▶ [Aim of the task]: Quote the entries word for word. Omit the pictures.

□ □ □ □ □ □ □

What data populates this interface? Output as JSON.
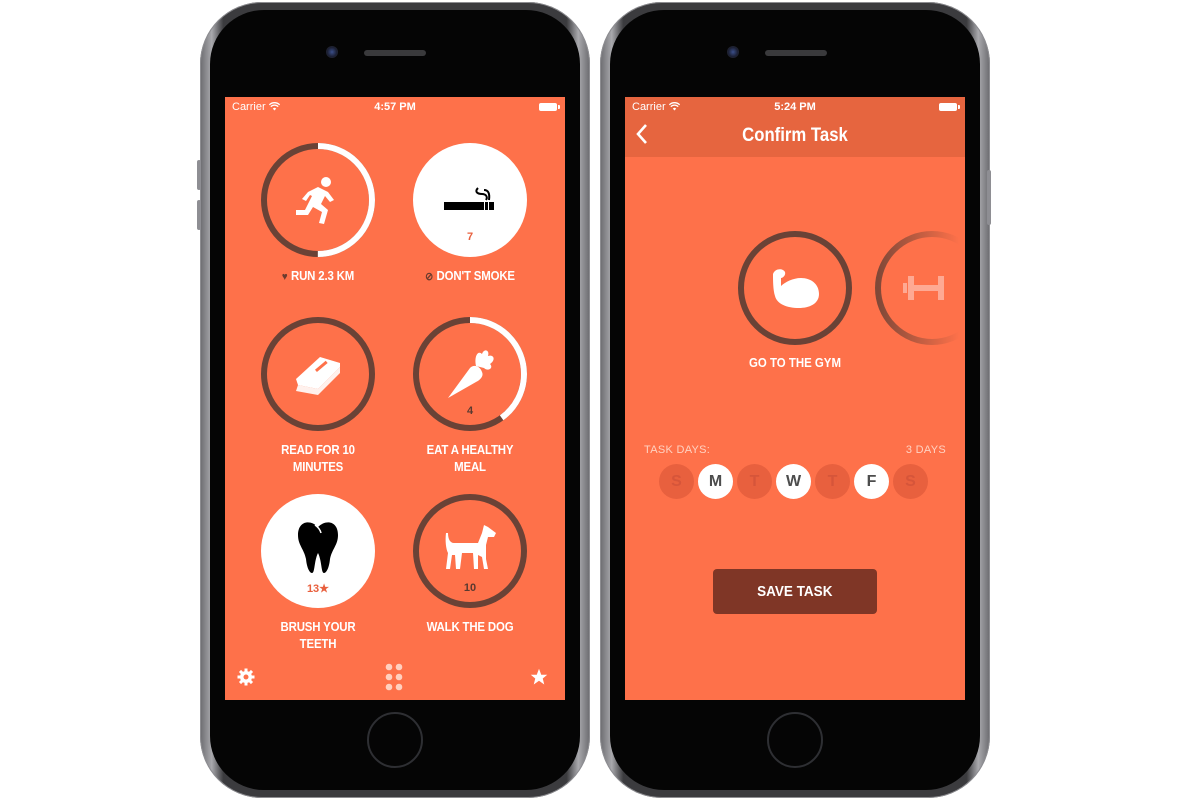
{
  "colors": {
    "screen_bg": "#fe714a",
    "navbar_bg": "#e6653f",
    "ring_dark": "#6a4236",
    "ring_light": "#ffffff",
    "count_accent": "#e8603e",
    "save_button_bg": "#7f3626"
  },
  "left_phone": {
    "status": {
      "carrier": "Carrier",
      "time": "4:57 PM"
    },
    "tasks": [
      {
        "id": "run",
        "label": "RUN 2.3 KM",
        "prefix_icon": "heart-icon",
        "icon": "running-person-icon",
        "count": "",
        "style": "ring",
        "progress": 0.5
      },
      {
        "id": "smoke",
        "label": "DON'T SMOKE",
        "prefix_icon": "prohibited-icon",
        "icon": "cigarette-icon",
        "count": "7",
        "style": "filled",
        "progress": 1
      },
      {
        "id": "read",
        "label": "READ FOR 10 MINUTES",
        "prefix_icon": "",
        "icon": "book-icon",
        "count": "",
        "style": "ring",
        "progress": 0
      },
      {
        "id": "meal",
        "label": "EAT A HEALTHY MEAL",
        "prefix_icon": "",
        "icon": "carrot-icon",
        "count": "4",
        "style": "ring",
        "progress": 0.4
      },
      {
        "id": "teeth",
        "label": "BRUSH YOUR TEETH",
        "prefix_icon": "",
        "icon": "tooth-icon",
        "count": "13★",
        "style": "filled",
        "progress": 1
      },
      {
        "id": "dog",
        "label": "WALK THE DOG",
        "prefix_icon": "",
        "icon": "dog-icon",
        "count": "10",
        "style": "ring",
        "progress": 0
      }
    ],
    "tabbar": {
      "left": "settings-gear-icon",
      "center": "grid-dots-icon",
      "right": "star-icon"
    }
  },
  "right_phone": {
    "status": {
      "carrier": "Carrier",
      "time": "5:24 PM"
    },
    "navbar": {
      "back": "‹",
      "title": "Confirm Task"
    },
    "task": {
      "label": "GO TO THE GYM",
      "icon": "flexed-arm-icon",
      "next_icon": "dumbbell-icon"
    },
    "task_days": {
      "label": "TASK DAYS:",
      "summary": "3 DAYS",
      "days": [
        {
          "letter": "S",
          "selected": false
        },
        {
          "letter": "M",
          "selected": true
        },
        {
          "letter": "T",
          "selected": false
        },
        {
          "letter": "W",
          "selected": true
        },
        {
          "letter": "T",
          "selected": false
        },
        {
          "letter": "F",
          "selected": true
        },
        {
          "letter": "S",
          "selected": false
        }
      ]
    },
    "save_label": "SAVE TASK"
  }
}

□ □ □ □ □ □ □

▶ [Written reply]:
What data populates this interface? Output as JSON.
{
  "colors": {
    "screen_bg": "#fe714a",
    "navbar_bg": "#e6653f",
    "ring_dark": "#6a4236",
    "ring_light": "#ffffff",
    "count_accent": "#e8603e",
    "save_button_bg": "#7f3626"
  },
  "left_phone": {
    "status": {
      "carrier": "Carrier",
      "time": "4:57 PM"
    },
    "tasks": [
      {
        "id": "run",
        "label": "RUN 2.3 KM",
        "prefix_icon": "heart-icon",
        "icon": "running-person-icon",
        "count": "",
        "style": "ring",
        "progress": 0.5
      },
      {
        "id": "smoke",
        "label": "DON'T SMOKE",
        "prefix_icon": "prohibited-icon",
        "icon": "cigarette-icon",
        "count": "7",
        "style": "filled",
        "progress": 1
      },
      {
        "id": "read",
        "label": "READ FOR 10 MINUTES",
        "prefix_icon": "",
        "icon": "book-icon",
        "count": "",
        "style": "ring",
        "progress": 0
      },
      {
        "id": "meal",
        "label": "EAT A HEALTHY MEAL",
        "prefix_icon": "",
        "icon": "carrot-icon",
        "count": "4",
        "style": "ring",
        "progress": 0.4
      },
      {
        "id": "teeth",
        "label": "BRUSH YOUR TEETH",
        "prefix_icon": "",
        "icon": "tooth-icon",
        "count": "13★",
        "style": "filled",
        "progress": 1
      },
      {
        "id": "dog",
        "label": "WALK THE DOG",
        "prefix_icon": "",
        "icon": "dog-icon",
        "count": "10",
        "style": "ring",
        "progress": 0
      }
    ],
    "tabbar": {
      "left": "settings-gear-icon",
      "center": "grid-dots-icon",
      "right": "star-icon"
    }
  },
  "right_phone": {
    "status": {
      "carrier": "Carrier",
      "time": "5:24 PM"
    },
    "navbar": {
      "back": "‹",
      "title": "Confirm Task"
    },
    "task": {
      "label": "GO TO THE GYM",
      "icon": "flexed-arm-icon",
      "next_icon": "dumbbell-icon"
    },
    "task_days": {
      "label": "TASK DAYS:",
      "summary": "3 DAYS",
      "days": [
        {
          "letter": "S",
          "selected": false
        },
        {
          "letter": "M",
          "selected": true
        },
        {
          "letter": "T",
          "selected": false
        },
        {
          "letter": "W",
          "selected": true
        },
        {
          "letter": "T",
          "selected": false
        },
        {
          "letter": "F",
          "selected": true
        },
        {
          "letter": "S",
          "selected": false
        }
      ]
    },
    "save_label": "SAVE TASK"
  }
}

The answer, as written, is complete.